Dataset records
◆ ◆ ◆ ◆ ◆ ◆ ◆

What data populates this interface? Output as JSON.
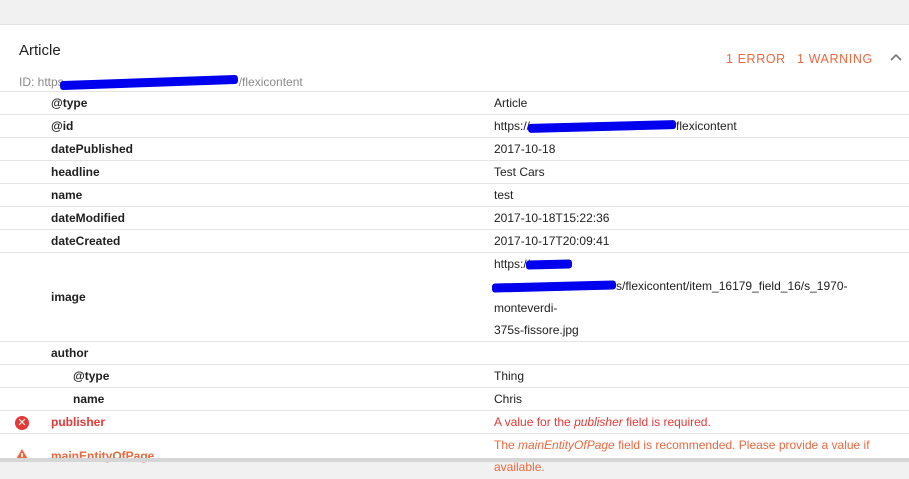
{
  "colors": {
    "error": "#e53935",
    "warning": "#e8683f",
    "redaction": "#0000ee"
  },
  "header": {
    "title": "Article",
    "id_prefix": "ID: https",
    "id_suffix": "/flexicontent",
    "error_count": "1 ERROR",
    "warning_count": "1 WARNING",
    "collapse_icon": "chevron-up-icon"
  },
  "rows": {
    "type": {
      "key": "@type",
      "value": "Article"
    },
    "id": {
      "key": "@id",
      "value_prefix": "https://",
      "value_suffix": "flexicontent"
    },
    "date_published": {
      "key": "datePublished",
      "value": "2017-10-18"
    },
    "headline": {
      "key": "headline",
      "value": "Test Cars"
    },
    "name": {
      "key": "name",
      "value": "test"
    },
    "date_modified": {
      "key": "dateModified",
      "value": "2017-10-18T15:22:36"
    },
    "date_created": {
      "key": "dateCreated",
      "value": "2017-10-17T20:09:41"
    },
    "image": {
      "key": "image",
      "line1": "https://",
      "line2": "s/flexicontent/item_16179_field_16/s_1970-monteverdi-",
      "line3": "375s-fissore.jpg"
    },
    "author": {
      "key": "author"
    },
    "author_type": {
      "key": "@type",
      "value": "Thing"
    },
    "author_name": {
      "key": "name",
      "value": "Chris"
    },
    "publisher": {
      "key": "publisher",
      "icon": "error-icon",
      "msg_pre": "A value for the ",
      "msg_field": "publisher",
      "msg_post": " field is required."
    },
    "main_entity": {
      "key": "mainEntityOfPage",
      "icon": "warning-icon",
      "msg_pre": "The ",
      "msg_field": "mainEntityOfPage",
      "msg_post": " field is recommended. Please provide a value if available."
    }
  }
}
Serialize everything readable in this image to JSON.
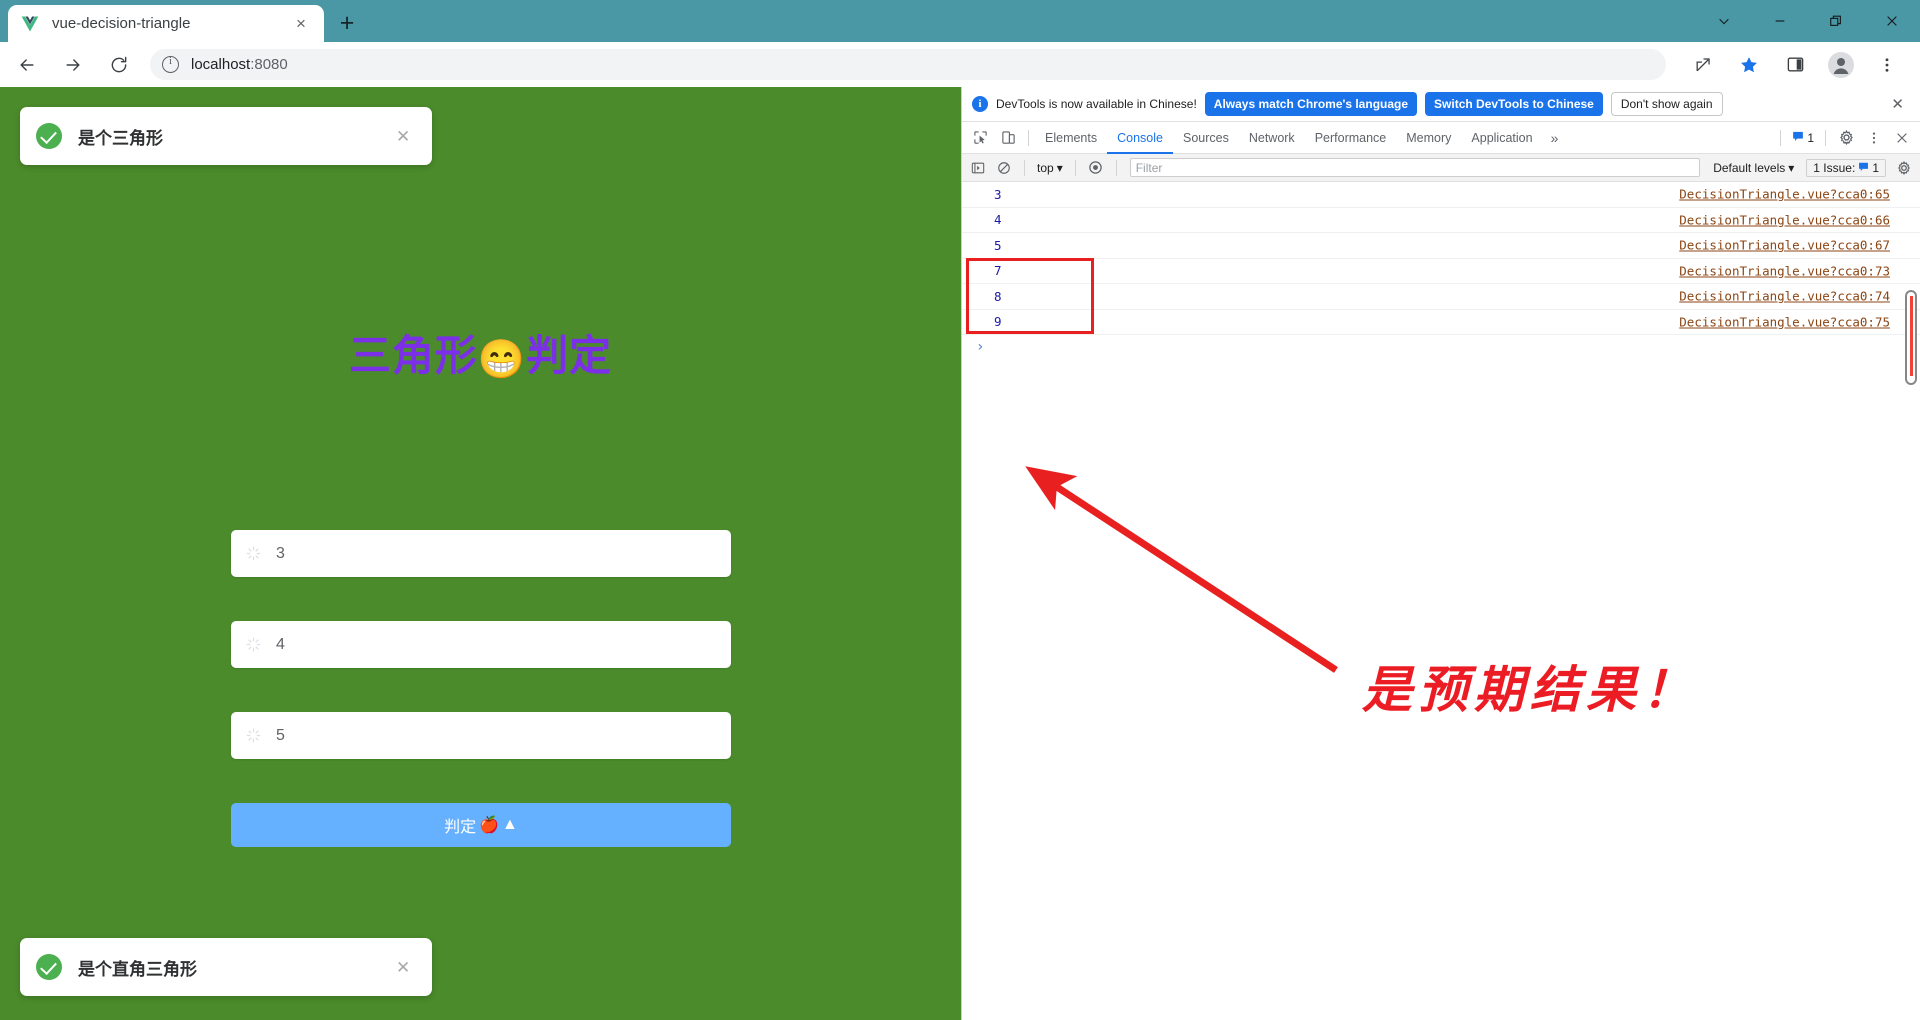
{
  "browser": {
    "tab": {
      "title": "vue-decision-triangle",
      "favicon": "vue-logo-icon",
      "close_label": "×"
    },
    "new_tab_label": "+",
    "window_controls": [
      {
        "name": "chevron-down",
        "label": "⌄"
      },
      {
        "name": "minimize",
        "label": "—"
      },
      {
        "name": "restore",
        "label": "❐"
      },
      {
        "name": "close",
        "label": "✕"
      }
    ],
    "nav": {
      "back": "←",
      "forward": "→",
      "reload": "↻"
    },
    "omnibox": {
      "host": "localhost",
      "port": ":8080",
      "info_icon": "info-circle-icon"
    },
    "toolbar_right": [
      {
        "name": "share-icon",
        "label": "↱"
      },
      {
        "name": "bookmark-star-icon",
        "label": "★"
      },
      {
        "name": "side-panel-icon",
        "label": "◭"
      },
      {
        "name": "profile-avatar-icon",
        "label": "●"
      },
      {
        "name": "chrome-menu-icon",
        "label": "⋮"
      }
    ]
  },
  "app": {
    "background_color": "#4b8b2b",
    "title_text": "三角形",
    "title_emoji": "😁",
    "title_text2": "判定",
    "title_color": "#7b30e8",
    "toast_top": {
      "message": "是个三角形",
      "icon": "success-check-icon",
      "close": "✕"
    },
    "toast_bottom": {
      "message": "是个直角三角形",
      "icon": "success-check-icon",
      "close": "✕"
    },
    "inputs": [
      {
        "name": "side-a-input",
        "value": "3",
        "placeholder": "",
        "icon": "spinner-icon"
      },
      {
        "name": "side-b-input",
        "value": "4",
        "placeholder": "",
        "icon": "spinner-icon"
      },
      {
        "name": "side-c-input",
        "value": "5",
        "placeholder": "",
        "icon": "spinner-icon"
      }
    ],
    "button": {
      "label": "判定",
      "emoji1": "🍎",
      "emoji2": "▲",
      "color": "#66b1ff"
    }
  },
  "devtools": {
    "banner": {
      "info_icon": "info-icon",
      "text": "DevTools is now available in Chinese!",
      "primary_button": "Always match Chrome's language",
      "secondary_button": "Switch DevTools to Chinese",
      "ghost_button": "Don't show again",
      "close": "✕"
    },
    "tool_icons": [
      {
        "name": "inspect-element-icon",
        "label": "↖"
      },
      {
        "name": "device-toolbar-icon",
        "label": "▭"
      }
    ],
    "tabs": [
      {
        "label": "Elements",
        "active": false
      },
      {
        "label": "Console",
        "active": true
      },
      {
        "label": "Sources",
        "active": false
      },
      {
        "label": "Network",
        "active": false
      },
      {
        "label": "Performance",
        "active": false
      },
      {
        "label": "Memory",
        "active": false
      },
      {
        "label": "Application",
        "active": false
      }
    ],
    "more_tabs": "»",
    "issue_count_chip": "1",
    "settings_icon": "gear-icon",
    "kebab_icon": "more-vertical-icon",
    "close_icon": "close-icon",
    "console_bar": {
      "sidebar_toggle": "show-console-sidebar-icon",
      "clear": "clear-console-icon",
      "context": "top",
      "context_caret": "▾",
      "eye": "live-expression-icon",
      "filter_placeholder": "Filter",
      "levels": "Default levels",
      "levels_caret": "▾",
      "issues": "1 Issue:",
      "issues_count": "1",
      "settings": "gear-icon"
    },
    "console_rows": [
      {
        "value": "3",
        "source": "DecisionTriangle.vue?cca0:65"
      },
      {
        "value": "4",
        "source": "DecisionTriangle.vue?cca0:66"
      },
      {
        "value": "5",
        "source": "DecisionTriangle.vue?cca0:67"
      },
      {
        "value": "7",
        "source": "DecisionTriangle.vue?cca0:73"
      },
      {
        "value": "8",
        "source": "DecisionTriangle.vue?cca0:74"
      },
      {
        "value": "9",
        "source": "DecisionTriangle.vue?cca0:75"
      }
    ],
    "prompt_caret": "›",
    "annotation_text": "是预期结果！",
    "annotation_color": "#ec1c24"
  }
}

◆ ◆ ◆ ◆ ◆ ◆ ◆

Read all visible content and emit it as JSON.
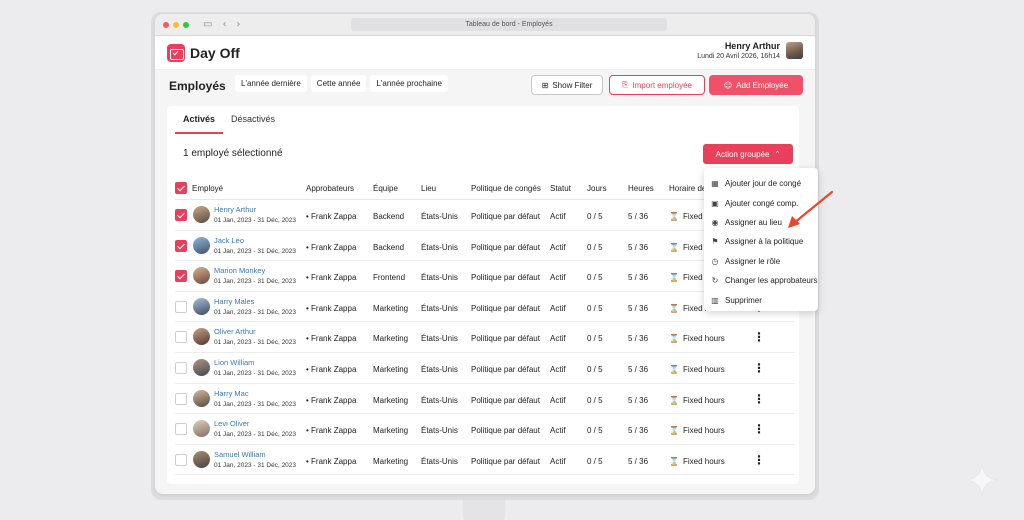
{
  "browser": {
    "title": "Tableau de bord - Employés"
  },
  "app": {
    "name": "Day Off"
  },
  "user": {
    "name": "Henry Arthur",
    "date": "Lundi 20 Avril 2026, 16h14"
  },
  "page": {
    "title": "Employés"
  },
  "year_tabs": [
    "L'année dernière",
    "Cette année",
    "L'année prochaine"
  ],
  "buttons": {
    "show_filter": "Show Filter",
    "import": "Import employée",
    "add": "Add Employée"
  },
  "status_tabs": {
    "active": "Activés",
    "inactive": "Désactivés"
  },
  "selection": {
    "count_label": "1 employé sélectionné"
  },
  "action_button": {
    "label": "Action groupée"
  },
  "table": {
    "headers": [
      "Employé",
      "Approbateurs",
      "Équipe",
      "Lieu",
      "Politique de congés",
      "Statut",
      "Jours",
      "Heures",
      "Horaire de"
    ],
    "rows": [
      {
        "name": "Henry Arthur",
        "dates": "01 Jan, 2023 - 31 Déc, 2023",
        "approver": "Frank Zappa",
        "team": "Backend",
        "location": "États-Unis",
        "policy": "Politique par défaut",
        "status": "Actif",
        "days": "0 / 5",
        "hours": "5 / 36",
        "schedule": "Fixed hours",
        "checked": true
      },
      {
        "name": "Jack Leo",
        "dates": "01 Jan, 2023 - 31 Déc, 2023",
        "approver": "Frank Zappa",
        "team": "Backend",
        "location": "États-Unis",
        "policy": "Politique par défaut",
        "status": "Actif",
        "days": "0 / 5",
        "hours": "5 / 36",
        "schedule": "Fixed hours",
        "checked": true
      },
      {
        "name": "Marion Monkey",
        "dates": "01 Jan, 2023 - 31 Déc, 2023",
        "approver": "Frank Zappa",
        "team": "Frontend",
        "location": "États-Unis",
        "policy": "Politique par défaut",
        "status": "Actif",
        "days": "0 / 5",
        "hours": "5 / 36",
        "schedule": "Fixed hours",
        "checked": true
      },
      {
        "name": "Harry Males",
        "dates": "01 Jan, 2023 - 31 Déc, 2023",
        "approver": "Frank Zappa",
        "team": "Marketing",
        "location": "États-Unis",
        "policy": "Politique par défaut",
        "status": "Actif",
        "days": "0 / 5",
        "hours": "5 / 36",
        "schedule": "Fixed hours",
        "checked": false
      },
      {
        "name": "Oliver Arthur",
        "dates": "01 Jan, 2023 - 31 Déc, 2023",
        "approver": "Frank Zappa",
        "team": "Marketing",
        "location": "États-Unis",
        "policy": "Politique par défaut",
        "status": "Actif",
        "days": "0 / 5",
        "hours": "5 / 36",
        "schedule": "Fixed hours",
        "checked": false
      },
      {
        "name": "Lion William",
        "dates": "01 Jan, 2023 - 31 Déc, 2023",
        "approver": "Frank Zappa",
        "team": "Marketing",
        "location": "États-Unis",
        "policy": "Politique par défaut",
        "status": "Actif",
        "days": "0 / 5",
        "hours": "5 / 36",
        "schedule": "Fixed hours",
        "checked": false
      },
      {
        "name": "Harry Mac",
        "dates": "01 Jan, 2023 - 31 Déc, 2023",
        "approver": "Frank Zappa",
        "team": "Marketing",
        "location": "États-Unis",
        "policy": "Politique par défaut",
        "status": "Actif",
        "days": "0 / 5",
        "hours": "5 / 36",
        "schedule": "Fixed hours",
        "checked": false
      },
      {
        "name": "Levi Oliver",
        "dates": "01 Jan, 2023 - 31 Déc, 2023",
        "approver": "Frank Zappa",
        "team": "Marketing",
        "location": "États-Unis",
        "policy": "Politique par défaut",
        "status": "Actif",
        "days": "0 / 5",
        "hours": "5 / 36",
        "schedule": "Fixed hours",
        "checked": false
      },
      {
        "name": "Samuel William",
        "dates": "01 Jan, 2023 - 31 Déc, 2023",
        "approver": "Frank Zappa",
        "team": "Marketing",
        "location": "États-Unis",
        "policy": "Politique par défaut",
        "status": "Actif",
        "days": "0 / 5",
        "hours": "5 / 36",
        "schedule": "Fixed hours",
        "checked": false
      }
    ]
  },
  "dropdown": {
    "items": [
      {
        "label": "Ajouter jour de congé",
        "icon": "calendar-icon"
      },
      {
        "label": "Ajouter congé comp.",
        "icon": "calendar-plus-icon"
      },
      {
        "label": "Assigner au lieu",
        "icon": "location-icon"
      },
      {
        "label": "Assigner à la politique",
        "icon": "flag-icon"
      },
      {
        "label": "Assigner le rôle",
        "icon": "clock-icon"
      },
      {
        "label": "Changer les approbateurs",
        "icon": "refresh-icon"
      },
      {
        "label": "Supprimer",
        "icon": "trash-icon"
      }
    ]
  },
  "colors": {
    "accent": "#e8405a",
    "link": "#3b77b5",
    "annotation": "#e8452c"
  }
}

◆ ◆ ◆ ◆ ◆ ◆ ◆

Using the listing above, show each line holding the string "info".

      "info_icon": "info-circle-icon"
      "info_icon": "info-icon",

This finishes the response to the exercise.